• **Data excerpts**
########

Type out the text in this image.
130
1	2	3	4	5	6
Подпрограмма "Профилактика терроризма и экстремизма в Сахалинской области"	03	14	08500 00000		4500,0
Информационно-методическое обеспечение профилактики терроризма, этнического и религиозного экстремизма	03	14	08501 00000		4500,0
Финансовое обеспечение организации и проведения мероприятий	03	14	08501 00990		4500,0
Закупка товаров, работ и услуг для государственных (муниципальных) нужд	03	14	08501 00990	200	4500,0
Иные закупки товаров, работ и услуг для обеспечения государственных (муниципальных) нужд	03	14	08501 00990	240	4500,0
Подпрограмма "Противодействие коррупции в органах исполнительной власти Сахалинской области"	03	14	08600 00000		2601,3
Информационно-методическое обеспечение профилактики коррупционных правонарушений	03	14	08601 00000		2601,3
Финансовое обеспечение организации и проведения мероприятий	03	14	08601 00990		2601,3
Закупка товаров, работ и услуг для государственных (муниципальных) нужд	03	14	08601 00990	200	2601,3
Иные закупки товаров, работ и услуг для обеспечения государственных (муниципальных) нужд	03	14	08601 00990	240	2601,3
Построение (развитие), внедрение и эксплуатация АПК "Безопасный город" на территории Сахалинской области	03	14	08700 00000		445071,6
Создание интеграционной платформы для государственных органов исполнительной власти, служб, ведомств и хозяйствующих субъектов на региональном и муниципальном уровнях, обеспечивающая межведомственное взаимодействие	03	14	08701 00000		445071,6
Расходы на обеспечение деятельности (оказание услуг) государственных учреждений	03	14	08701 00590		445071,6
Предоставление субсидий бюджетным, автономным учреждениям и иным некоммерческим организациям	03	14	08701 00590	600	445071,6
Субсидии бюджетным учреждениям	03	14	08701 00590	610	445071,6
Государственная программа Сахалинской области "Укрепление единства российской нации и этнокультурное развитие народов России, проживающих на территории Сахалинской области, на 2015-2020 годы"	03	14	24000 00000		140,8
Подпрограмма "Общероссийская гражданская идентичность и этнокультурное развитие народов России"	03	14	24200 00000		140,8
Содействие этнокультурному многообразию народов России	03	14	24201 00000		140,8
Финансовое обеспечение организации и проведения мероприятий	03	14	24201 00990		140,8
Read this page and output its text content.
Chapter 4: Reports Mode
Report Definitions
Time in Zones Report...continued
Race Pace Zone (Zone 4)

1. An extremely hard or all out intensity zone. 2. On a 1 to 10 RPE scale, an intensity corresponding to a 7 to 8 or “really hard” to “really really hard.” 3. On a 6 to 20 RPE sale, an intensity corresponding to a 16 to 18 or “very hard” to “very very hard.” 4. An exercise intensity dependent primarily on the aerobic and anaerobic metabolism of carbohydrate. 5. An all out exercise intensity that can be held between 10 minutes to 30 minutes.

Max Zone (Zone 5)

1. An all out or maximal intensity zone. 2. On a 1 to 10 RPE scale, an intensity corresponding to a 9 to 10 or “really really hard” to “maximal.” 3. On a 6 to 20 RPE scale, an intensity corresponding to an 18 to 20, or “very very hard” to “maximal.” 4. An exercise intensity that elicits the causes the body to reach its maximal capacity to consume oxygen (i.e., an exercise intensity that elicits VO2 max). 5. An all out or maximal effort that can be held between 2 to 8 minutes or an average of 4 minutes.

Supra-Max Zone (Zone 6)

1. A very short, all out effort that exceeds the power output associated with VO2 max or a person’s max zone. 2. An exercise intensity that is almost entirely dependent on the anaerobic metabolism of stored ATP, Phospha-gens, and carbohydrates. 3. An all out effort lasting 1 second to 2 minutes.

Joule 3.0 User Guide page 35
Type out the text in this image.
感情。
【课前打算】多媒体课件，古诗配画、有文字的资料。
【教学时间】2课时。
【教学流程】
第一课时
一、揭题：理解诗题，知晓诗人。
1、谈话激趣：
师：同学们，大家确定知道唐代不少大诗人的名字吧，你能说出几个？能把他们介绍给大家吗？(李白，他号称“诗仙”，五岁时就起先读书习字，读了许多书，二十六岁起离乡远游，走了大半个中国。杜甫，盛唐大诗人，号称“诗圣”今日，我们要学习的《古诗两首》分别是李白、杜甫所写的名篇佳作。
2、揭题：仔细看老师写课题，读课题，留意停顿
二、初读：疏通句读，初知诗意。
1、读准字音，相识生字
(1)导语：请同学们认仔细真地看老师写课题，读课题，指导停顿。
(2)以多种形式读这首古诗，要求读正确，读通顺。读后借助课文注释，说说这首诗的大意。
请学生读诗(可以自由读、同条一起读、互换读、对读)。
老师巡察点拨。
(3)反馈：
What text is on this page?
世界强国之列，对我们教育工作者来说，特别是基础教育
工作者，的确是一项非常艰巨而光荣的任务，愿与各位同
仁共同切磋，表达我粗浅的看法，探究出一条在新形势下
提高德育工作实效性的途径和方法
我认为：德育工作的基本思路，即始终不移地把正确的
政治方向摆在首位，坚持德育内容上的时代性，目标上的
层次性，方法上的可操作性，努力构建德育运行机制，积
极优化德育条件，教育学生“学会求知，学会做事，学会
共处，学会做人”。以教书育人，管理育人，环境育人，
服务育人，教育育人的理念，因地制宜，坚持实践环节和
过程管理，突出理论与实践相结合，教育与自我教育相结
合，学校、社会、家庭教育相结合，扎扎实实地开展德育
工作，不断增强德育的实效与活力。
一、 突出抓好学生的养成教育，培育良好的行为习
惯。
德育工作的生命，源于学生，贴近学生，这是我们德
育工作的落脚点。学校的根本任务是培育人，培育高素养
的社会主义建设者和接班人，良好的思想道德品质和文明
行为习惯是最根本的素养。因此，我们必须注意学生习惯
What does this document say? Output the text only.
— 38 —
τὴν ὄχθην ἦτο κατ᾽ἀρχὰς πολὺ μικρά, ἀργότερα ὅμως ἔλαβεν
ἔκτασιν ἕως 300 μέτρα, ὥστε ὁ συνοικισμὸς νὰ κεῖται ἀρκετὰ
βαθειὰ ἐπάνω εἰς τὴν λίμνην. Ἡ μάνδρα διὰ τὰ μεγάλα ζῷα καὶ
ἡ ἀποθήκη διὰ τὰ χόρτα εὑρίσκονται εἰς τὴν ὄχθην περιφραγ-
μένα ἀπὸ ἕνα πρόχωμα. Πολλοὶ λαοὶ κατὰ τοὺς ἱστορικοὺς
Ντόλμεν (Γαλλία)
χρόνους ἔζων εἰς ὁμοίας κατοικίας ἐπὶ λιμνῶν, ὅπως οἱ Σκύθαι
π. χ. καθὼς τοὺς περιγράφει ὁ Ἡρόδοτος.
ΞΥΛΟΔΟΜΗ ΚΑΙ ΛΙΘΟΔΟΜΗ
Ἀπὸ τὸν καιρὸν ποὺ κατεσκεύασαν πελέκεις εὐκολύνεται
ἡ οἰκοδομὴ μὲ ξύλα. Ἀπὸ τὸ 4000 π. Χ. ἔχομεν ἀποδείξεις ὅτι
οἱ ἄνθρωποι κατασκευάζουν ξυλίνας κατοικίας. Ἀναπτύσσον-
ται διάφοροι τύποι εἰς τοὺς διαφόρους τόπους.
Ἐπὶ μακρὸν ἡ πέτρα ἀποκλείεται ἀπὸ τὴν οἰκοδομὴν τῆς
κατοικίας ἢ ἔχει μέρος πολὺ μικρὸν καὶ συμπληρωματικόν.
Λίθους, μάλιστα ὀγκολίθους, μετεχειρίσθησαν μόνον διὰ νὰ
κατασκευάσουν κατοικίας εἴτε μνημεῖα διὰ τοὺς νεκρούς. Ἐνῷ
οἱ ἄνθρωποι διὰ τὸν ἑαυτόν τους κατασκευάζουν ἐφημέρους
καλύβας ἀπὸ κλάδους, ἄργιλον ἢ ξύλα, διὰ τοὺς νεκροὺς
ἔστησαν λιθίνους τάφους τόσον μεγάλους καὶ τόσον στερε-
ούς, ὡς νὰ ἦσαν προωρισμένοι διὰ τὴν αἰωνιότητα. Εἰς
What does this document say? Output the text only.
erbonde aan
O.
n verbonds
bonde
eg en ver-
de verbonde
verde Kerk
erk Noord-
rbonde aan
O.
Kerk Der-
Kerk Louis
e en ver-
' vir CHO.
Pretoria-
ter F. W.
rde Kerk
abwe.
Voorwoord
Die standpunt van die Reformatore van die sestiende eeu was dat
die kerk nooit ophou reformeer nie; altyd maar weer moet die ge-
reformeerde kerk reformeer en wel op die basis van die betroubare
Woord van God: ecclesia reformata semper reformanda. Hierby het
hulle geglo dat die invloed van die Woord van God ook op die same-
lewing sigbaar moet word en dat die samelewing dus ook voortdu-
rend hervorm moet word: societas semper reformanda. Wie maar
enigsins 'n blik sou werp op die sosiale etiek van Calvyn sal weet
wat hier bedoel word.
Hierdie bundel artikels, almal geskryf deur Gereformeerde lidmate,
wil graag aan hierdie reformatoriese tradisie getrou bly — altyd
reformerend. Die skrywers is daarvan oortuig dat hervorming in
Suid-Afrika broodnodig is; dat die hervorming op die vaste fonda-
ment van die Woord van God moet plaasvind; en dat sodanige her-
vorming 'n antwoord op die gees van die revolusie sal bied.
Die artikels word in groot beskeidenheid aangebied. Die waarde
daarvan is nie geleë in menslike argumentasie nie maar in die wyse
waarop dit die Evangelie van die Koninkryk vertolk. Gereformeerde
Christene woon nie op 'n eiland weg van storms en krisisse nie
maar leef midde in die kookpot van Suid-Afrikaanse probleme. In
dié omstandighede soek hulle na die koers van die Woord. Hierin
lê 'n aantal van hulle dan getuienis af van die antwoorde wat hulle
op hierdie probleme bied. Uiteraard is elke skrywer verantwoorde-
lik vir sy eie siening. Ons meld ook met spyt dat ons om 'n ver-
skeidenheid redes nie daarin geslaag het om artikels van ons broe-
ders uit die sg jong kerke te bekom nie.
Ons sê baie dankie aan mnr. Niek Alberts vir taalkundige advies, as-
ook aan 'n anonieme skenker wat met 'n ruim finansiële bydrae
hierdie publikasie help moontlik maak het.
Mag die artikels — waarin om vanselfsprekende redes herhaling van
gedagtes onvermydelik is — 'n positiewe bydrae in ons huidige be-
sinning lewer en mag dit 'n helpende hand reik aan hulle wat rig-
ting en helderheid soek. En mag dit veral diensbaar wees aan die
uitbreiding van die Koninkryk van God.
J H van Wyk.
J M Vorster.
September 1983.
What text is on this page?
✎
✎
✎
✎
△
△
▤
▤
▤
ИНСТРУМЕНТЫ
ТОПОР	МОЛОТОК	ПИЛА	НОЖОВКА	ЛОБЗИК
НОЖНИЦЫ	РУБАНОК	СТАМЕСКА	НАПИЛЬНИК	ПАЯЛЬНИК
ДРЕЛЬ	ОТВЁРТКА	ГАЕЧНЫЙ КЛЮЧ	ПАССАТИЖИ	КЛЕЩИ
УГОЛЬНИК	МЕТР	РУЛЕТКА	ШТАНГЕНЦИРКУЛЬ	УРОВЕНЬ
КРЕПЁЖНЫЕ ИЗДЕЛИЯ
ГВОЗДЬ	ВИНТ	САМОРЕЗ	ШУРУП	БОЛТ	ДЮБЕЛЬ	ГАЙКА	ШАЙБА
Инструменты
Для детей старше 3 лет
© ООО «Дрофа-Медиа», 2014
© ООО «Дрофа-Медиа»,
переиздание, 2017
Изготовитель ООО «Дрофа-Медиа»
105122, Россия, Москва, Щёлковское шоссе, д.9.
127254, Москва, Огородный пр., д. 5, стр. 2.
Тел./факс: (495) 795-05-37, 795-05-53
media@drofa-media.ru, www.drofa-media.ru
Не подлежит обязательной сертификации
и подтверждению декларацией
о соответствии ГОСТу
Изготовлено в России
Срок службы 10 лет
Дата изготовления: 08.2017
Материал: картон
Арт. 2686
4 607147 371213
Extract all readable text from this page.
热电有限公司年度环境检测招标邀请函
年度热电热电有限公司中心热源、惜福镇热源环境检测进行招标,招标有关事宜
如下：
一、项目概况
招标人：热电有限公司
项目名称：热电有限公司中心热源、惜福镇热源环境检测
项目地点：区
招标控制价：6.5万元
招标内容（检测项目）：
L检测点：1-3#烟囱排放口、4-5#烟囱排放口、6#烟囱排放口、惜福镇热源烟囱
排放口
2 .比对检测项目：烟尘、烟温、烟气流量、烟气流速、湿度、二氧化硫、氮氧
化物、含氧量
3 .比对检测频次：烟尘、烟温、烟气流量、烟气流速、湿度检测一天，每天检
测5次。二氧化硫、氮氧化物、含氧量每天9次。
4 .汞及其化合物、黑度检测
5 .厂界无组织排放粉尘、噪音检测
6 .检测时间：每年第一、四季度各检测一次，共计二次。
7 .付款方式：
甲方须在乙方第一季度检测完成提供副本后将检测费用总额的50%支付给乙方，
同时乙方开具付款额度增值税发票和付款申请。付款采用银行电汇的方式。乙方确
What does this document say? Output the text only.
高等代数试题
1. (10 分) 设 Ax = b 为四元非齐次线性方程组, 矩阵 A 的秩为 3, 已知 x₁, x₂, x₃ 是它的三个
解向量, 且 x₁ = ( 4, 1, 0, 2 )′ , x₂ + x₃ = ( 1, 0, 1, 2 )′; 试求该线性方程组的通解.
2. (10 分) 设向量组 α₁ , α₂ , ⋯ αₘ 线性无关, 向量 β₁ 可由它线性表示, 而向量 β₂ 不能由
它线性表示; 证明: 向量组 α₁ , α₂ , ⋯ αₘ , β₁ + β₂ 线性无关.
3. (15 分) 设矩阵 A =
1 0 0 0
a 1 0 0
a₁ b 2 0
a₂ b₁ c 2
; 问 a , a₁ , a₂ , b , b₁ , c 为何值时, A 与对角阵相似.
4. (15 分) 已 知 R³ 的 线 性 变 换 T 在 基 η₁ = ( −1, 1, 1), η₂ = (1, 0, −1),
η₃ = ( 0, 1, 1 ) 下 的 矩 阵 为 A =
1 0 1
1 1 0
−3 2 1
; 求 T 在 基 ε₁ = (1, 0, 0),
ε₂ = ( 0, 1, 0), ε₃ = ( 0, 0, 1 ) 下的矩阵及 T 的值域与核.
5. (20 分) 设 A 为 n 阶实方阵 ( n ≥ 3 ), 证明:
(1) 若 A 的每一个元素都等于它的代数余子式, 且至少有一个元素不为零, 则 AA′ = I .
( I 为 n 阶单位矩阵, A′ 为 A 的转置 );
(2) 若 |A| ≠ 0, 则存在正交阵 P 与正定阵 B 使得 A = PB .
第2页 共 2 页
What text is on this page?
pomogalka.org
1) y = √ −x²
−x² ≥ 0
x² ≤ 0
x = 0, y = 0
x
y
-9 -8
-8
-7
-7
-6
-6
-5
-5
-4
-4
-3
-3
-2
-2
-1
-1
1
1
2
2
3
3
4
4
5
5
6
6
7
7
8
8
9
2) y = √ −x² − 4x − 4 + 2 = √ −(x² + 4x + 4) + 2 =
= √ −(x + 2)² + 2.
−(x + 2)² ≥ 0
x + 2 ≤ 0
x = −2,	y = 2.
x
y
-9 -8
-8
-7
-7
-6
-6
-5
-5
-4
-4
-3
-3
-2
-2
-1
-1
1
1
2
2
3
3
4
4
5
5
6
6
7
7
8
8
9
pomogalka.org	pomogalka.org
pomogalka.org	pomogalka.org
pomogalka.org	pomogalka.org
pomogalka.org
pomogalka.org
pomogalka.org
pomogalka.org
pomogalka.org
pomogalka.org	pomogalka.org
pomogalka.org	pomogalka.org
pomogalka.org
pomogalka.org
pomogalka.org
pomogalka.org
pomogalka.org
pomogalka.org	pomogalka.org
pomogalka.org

########

• **YOUR GOAL**
Tell how many lines of the records above hold the string "нужд". Give no other text.

• **OUTPUT FOR THIS TASK**
4